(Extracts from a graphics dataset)
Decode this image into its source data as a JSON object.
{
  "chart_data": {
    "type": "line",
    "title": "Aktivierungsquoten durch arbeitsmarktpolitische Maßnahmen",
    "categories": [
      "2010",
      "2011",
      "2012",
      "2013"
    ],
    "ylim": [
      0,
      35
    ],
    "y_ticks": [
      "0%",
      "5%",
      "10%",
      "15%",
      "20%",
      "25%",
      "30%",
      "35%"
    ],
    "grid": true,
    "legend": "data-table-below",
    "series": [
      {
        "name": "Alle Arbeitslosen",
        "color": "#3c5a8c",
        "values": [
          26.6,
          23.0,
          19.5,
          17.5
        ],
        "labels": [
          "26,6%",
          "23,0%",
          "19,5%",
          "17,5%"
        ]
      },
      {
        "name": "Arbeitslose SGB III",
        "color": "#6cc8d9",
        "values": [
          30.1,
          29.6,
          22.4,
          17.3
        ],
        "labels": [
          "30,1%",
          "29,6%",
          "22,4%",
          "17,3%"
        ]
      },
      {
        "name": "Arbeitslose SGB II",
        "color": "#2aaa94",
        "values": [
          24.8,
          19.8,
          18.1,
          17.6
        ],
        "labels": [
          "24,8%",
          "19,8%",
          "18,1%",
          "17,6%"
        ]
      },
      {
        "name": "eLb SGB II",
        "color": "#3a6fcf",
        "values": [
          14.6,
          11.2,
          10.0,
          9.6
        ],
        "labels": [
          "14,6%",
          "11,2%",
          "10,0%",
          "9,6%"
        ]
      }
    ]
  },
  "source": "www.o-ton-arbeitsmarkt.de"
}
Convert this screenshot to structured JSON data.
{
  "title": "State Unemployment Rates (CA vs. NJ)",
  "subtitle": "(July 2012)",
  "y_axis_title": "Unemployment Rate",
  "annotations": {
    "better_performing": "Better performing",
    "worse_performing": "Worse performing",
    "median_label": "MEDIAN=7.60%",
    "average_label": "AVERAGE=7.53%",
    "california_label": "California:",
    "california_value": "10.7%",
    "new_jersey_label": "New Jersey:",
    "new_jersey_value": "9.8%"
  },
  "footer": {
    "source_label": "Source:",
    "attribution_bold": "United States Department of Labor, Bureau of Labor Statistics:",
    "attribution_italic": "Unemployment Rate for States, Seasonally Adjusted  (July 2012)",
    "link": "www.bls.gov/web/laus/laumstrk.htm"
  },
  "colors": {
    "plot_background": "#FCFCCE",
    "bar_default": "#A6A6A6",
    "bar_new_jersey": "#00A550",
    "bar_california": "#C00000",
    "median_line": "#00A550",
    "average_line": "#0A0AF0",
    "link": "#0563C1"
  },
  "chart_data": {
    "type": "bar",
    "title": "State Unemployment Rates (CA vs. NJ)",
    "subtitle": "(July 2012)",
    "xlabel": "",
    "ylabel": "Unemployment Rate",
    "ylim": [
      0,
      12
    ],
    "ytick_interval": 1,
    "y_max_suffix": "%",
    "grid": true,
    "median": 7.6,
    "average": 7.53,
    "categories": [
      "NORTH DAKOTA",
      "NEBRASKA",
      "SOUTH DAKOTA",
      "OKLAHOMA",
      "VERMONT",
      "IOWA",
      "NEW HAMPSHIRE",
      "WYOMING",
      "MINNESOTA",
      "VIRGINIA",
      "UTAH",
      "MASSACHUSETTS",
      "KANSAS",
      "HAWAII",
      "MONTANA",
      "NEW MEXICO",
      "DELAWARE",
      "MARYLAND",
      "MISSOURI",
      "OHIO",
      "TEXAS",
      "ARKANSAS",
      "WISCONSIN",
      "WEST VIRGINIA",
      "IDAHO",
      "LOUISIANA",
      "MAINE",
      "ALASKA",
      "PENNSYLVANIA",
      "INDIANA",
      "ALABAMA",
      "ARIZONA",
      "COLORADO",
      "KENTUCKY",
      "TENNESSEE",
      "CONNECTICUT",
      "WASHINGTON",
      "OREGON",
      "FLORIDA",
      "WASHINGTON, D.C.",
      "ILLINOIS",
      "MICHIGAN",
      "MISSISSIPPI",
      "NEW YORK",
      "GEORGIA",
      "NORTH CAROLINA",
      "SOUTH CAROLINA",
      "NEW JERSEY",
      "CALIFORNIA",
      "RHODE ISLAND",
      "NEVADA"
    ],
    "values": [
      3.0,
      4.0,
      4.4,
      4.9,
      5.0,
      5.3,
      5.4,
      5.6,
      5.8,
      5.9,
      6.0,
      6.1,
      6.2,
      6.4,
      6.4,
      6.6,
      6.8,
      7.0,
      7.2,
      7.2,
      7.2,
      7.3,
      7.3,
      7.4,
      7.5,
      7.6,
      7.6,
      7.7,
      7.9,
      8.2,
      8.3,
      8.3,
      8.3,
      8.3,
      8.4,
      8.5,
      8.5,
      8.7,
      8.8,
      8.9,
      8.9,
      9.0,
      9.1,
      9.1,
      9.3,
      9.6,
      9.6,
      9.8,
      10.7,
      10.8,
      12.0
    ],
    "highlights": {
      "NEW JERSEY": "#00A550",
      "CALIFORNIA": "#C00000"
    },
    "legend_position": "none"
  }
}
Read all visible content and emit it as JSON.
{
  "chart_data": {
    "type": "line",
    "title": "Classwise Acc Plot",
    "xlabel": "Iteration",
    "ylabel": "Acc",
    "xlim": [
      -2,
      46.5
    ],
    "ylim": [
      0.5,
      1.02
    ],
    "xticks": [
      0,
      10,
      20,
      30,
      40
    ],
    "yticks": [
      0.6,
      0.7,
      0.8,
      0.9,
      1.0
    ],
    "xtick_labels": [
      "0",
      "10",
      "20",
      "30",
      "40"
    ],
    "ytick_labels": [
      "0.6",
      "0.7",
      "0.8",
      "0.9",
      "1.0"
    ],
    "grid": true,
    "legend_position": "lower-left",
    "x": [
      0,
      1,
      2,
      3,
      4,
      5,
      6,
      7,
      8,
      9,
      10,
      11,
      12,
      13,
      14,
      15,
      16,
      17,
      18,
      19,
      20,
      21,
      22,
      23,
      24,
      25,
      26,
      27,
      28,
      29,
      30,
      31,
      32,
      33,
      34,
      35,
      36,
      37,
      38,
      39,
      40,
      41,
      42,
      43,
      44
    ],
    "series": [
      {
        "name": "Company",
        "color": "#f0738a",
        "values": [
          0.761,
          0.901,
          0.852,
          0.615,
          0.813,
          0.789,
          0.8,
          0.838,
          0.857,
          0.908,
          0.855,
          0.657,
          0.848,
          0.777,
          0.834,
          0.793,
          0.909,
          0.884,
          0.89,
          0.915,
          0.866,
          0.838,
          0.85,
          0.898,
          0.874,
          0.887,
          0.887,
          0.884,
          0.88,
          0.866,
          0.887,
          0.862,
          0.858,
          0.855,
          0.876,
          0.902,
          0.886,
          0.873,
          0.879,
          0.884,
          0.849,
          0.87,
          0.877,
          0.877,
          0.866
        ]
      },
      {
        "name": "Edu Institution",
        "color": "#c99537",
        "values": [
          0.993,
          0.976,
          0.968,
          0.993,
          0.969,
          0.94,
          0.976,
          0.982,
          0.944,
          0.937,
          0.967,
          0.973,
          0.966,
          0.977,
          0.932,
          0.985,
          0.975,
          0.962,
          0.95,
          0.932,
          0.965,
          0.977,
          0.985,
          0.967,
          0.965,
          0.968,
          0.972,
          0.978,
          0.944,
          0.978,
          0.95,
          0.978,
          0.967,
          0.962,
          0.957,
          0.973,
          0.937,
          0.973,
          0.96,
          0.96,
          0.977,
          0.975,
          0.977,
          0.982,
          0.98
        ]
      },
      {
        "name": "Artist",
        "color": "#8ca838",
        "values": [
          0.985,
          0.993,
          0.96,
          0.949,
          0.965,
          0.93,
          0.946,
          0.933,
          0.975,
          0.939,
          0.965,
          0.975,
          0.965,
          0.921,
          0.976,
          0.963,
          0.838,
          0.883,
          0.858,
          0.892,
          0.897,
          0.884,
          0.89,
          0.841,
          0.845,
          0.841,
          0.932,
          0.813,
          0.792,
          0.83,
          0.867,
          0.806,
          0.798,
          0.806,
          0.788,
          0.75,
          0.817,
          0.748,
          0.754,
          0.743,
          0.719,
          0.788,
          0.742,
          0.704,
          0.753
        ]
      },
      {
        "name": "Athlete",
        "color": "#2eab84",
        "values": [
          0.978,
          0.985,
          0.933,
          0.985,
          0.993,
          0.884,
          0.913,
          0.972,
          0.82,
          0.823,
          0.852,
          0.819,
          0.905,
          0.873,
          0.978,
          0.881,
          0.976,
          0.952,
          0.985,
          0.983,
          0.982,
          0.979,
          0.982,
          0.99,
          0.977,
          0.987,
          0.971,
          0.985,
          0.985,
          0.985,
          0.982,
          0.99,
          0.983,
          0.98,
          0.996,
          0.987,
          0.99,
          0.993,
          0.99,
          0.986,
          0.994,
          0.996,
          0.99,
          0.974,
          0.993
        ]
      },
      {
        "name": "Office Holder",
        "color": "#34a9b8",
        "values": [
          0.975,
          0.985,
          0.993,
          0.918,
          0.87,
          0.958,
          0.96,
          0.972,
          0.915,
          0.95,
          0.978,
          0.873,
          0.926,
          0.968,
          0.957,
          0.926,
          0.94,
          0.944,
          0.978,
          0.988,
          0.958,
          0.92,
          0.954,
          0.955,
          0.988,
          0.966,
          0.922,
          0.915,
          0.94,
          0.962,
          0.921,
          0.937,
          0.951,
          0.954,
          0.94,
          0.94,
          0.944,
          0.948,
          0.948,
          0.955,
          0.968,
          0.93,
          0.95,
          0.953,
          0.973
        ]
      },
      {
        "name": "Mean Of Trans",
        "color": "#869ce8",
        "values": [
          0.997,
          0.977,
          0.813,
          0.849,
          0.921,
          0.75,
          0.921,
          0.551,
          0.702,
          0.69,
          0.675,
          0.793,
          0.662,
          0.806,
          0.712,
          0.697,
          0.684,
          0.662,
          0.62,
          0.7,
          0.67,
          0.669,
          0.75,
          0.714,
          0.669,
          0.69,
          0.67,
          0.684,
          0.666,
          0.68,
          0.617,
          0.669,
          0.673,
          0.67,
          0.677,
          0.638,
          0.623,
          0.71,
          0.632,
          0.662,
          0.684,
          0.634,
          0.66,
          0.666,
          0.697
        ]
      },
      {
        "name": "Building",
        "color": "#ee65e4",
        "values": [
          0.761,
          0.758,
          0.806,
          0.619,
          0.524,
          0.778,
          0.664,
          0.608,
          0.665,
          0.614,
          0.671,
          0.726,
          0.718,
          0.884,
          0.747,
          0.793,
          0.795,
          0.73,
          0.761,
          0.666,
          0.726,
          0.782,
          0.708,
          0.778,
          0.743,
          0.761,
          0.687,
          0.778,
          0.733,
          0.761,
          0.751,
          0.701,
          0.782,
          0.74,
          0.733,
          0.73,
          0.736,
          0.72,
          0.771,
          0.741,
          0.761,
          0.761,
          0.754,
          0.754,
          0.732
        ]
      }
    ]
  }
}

# What you will do:
Find each line holding the word "name" and copy it.

# Final result:
        "name": "Alle Arbeitslosen",
        "name": "Arbeitslose SGB III",
        "name": "Arbeitslose SGB II",
        "name": "eLb SGB II",
        "name": "Company",
        "name": "Edu Institution",
        "name": "Artist",
        "name": "Athlete",
        "name": "Office Holder",
        "name": "Mean Of Trans",
        "name": "Building",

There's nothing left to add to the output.